Copy every line from the data below in which the string "name" can be found.

**Supplied records:**
━━━

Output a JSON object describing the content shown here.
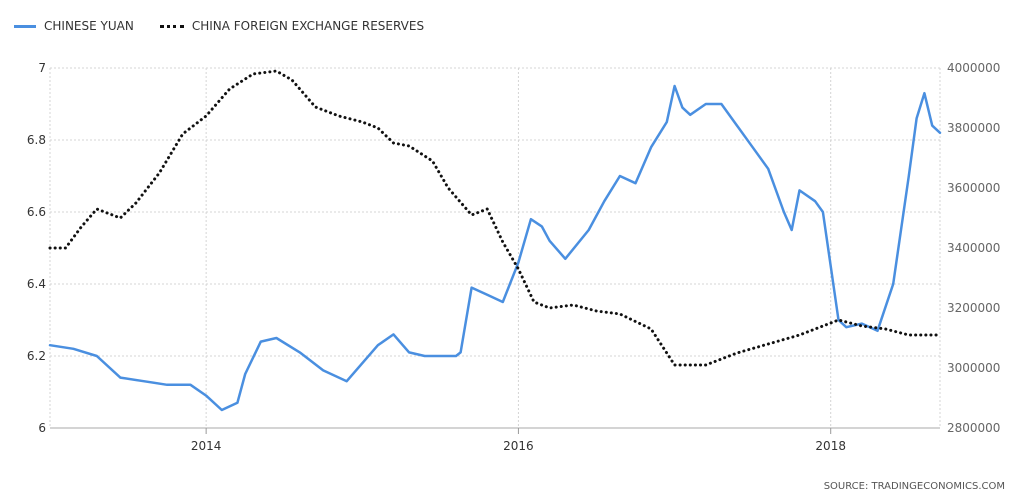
{
  "legend": {
    "items": [
      {
        "label": "CHINESE YUAN",
        "style": "solid",
        "color": "#4a8fe0"
      },
      {
        "label": "CHINA FOREIGN EXCHANGE RESERVES",
        "style": "dotted",
        "color": "#111111"
      }
    ]
  },
  "source": "SOURCE: TRADINGECONOMICS.COM",
  "chart_data": {
    "type": "line",
    "title": "",
    "xlabel": "",
    "ylabel": "",
    "x_axis": {
      "ticks": [
        2014,
        2016,
        2018
      ],
      "range": [
        2013.0,
        2018.7
      ]
    },
    "y_left": {
      "ticks": [
        "6",
        "6.2",
        "6.4",
        "6.6",
        "6.8",
        "7"
      ],
      "range": [
        6.0,
        7.0
      ]
    },
    "y_right": {
      "ticks": [
        "2800000",
        "3000000",
        "3200000",
        "3400000",
        "3600000",
        "3800000",
        "4000000"
      ],
      "range": [
        2800000,
        4000000
      ]
    },
    "grid": true,
    "legend_position": "top-left",
    "series": [
      {
        "name": "CHINESE YUAN",
        "axis": "left",
        "style": "solid",
        "color": "#4a8fe0",
        "x": [
          2013.0,
          2013.15,
          2013.3,
          2013.45,
          2013.6,
          2013.75,
          2013.9,
          2014.0,
          2014.1,
          2014.2,
          2014.25,
          2014.35,
          2014.45,
          2014.6,
          2014.75,
          2014.9,
          2015.0,
          2015.1,
          2015.2,
          2015.3,
          2015.4,
          2015.5,
          2015.6,
          2015.63,
          2015.7,
          2015.8,
          2015.9,
          2016.0,
          2016.08,
          2016.15,
          2016.2,
          2016.3,
          2016.45,
          2016.55,
          2016.65,
          2016.75,
          2016.85,
          2016.95,
          2017.0,
          2017.05,
          2017.1,
          2017.2,
          2017.3,
          2017.4,
          2017.5,
          2017.6,
          2017.7,
          2017.75,
          2017.8,
          2017.9,
          2017.95,
          2018.0,
          2018.05,
          2018.1,
          2018.2,
          2018.3,
          2018.4,
          2018.5,
          2018.55,
          2018.6,
          2018.65,
          2018.7
        ],
        "values": [
          6.23,
          6.22,
          6.2,
          6.14,
          6.13,
          6.12,
          6.12,
          6.09,
          6.05,
          6.07,
          6.15,
          6.24,
          6.25,
          6.21,
          6.16,
          6.13,
          6.18,
          6.23,
          6.26,
          6.21,
          6.2,
          6.2,
          6.2,
          6.21,
          6.39,
          6.37,
          6.35,
          6.46,
          6.58,
          6.56,
          6.52,
          6.47,
          6.55,
          6.63,
          6.7,
          6.68,
          6.78,
          6.85,
          6.95,
          6.89,
          6.87,
          6.9,
          6.9,
          6.84,
          6.78,
          6.72,
          6.6,
          6.55,
          6.66,
          6.63,
          6.6,
          6.45,
          6.3,
          6.28,
          6.29,
          6.27,
          6.4,
          6.7,
          6.86,
          6.93,
          6.84,
          6.82
        ]
      },
      {
        "name": "CHINA FOREIGN EXCHANGE RESERVES",
        "axis": "right",
        "style": "dotted",
        "color": "#111111",
        "x": [
          2013.0,
          2013.1,
          2013.2,
          2013.3,
          2013.45,
          2013.55,
          2013.7,
          2013.85,
          2014.0,
          2014.15,
          2014.3,
          2014.45,
          2014.55,
          2014.7,
          2014.85,
          2015.0,
          2015.1,
          2015.2,
          2015.3,
          2015.45,
          2015.55,
          2015.7,
          2015.8,
          2015.9,
          2016.0,
          2016.1,
          2016.2,
          2016.35,
          2016.5,
          2016.65,
          2016.85,
          2017.0,
          2017.2,
          2017.4,
          2017.6,
          2017.8,
          2017.95,
          2018.05,
          2018.2,
          2018.35,
          2018.5,
          2018.7
        ],
        "values": [
          3400000,
          3400000,
          3470000,
          3530000,
          3500000,
          3550000,
          3650000,
          3780000,
          3840000,
          3930000,
          3980000,
          3990000,
          3960000,
          3870000,
          3840000,
          3820000,
          3800000,
          3750000,
          3740000,
          3690000,
          3600000,
          3510000,
          3530000,
          3420000,
          3330000,
          3220000,
          3200000,
          3210000,
          3190000,
          3180000,
          3130000,
          3010000,
          3010000,
          3050000,
          3080000,
          3110000,
          3140000,
          3160000,
          3140000,
          3130000,
          3110000,
          3110000
        ]
      }
    ]
  }
}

━━━

**Task result:**
        "name": "CHINESE YUAN",
        "name": "CHINA FOREIGN EXCHANGE RESERVES",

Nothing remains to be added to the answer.